● **Exercise materials**
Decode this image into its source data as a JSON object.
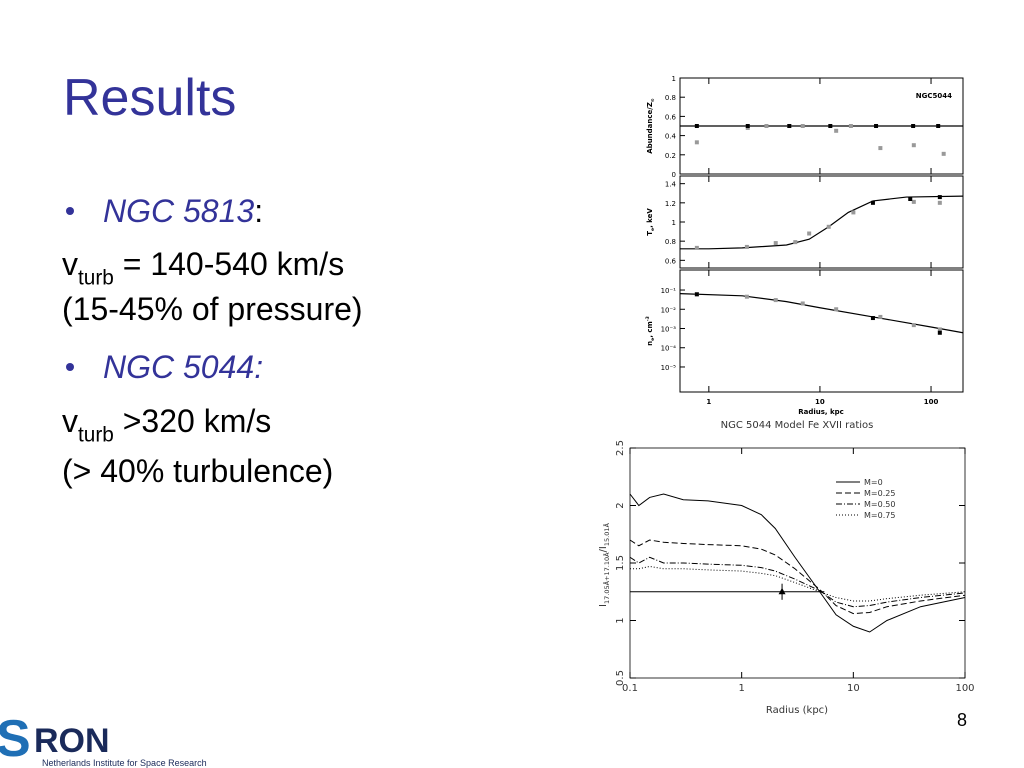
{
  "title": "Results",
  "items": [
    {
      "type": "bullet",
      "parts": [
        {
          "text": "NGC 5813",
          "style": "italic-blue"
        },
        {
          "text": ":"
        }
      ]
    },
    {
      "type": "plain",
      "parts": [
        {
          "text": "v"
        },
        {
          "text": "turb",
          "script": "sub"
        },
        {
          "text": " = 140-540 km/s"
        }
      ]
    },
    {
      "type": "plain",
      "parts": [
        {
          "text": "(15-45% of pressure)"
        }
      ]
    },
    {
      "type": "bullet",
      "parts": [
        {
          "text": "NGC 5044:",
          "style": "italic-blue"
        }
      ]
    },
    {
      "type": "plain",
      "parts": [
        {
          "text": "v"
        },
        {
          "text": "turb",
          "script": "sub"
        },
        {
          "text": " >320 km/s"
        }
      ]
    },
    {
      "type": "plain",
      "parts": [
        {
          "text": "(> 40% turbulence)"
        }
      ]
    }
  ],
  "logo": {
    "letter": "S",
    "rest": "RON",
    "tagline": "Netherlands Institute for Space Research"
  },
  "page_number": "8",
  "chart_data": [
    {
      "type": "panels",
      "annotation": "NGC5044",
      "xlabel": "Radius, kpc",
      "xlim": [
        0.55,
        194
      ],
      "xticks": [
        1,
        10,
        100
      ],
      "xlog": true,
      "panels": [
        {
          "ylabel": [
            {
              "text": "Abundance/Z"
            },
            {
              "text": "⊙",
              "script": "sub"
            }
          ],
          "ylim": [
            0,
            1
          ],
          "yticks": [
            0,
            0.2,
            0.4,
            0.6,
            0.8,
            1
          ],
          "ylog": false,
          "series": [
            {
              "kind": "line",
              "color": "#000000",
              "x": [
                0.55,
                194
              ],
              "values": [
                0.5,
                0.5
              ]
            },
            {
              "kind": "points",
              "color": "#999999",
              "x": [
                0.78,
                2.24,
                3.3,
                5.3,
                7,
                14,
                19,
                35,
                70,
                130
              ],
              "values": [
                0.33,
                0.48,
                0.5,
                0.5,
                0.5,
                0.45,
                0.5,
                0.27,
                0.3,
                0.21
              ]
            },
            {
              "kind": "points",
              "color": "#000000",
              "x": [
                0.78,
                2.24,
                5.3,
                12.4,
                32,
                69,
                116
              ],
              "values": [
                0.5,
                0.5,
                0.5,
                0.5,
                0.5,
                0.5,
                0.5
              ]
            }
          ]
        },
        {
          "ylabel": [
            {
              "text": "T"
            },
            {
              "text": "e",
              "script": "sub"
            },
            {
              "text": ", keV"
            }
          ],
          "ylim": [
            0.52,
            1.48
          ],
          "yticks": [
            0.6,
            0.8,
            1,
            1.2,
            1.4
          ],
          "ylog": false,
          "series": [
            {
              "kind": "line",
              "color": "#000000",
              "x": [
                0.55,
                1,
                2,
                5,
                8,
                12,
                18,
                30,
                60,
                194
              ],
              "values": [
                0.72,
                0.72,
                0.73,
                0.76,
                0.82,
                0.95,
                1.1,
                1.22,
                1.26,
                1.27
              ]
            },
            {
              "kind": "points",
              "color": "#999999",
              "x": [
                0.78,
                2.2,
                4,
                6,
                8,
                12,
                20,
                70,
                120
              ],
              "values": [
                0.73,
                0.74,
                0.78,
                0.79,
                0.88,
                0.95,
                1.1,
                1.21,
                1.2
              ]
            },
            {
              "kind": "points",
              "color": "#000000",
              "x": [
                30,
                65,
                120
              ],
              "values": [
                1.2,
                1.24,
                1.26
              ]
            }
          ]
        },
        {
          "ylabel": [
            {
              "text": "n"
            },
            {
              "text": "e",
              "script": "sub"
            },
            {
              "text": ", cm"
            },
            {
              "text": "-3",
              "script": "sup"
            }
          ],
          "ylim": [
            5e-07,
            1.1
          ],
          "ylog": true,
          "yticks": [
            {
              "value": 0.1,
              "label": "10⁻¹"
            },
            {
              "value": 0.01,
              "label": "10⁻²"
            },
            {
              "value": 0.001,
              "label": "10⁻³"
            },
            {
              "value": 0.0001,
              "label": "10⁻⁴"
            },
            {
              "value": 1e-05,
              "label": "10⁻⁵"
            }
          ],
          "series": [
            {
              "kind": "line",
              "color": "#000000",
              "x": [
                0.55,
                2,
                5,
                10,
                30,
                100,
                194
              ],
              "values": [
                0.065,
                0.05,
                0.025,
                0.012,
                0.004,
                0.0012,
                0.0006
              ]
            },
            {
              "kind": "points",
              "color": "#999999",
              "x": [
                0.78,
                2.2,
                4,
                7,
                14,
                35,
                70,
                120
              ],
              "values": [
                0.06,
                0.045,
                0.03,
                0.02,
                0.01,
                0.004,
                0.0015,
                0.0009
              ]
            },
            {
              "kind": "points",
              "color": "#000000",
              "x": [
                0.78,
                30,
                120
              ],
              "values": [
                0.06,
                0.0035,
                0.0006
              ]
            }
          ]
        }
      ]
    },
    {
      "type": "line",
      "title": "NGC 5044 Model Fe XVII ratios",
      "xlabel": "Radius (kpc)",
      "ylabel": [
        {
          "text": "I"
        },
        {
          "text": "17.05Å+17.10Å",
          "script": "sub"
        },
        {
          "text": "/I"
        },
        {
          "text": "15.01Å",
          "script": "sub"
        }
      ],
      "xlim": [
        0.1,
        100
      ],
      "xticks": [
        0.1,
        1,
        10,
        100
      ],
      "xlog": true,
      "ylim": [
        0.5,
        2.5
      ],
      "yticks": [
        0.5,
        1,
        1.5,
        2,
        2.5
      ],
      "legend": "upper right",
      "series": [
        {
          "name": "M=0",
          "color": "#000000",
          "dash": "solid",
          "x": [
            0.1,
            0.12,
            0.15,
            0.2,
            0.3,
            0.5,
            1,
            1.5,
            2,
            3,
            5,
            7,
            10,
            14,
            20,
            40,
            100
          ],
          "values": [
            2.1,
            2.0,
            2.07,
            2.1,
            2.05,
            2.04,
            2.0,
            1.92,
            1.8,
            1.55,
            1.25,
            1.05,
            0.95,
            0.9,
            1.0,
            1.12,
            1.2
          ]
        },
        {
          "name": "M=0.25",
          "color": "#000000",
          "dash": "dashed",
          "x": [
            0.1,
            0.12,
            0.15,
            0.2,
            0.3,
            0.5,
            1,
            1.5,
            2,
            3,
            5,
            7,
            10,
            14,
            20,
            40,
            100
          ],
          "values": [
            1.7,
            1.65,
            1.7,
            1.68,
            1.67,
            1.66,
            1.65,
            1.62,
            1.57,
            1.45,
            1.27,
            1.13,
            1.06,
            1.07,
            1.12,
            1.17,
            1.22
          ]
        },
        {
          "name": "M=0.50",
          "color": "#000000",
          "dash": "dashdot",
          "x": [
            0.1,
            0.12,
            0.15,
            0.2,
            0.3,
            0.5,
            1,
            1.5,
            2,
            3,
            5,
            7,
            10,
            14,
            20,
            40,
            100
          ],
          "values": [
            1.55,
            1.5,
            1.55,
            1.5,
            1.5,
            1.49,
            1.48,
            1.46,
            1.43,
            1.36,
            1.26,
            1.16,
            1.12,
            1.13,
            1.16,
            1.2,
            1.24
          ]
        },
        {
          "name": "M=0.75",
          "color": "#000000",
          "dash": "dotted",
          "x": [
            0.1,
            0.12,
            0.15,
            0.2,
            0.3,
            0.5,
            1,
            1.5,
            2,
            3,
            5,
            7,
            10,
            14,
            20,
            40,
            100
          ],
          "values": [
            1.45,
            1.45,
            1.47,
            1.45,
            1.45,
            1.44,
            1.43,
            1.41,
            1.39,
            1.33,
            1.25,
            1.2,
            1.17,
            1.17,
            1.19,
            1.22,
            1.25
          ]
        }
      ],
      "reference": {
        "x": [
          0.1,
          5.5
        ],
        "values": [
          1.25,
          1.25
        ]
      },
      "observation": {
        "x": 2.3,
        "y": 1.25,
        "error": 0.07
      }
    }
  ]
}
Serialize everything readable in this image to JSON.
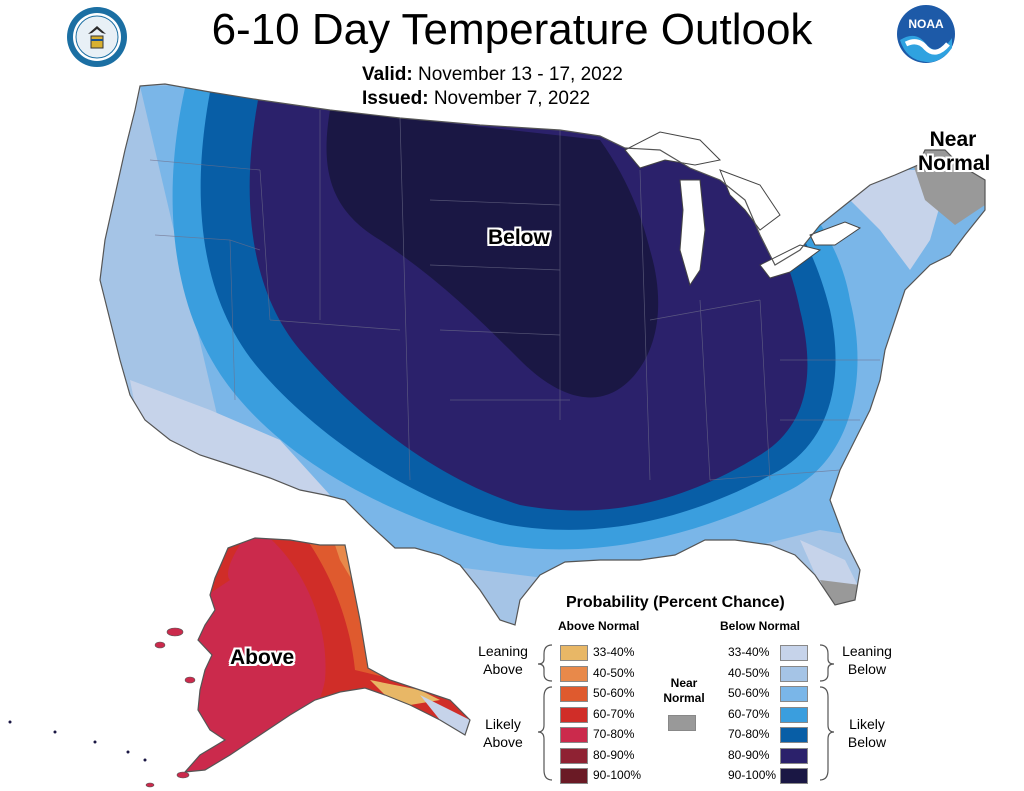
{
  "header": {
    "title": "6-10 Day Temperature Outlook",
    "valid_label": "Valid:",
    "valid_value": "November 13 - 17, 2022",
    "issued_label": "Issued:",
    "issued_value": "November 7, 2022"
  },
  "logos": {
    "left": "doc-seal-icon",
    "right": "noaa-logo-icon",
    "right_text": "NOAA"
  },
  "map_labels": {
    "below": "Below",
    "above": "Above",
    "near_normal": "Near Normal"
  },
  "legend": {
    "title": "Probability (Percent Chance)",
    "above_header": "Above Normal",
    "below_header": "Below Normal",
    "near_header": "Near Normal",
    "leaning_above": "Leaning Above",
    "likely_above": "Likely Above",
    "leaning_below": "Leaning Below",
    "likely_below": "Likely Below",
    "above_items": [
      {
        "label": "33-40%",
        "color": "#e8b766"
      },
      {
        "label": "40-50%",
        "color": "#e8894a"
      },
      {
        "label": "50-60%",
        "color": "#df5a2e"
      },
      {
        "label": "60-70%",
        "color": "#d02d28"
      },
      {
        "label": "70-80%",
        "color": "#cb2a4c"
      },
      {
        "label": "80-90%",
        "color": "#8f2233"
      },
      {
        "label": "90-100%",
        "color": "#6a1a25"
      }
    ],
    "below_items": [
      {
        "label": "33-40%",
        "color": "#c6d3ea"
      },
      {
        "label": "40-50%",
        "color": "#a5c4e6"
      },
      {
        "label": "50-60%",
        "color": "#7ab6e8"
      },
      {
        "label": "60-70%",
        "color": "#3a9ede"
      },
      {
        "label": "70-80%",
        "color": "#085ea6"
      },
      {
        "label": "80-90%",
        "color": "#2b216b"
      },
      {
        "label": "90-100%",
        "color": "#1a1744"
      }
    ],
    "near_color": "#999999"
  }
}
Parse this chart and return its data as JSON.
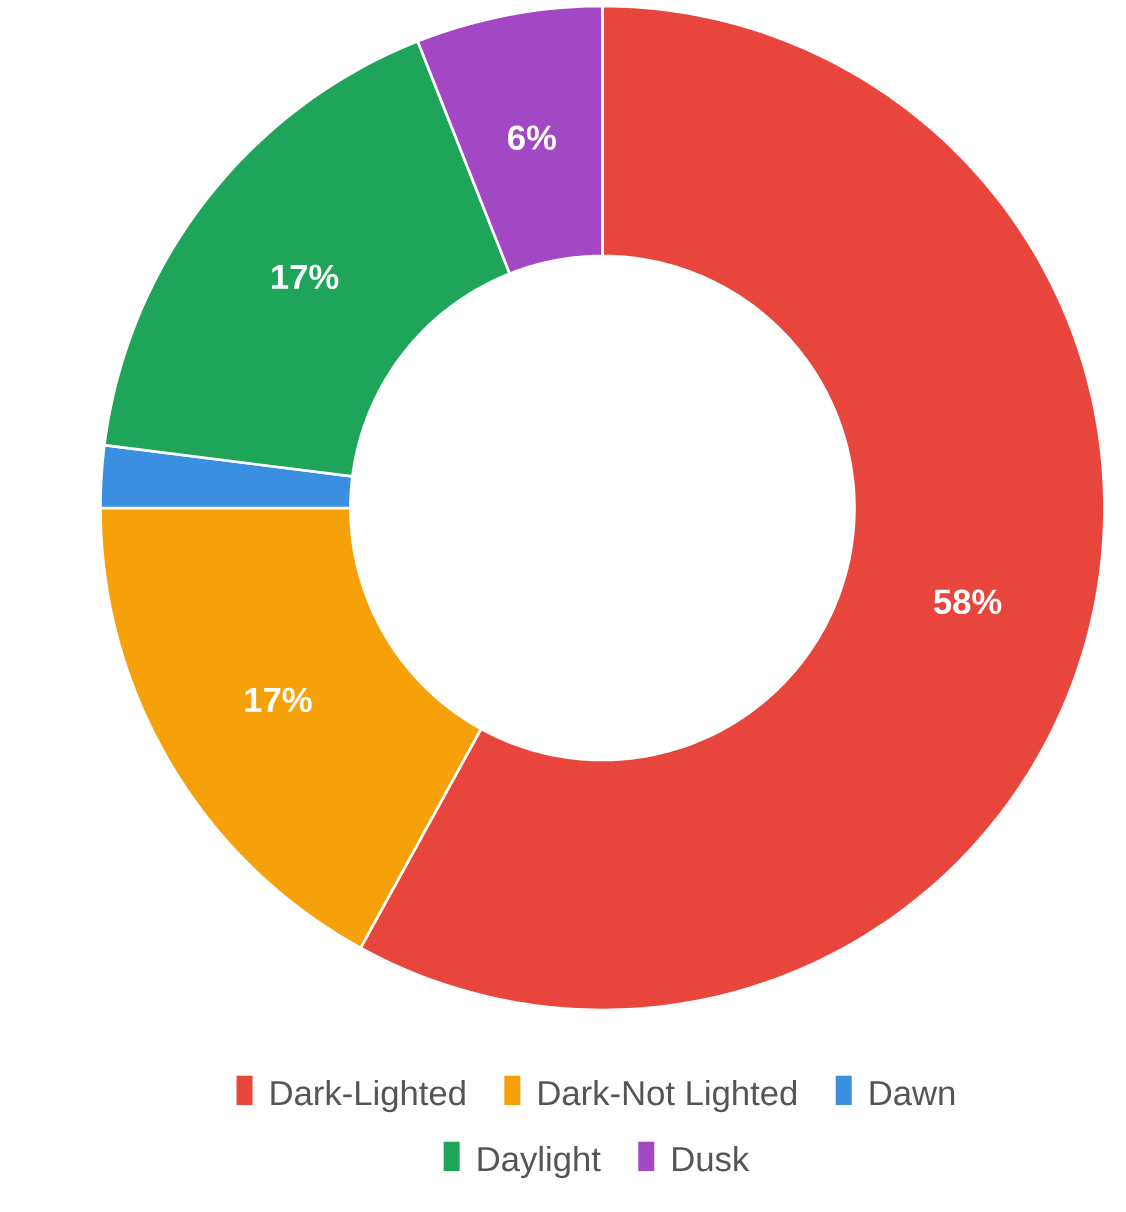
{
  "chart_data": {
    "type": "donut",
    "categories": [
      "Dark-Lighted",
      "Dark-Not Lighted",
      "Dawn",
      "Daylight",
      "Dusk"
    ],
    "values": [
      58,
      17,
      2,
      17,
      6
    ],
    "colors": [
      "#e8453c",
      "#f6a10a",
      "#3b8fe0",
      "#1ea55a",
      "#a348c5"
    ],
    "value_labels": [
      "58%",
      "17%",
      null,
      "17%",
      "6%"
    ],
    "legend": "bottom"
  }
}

● **Task to complete**
Return from the data every line that holds "this".

● **Expected output**
Decode this image into its source data as a JSON object.
Serialize everything readable in this image to JSON.
Parse this chart and return its data as JSON.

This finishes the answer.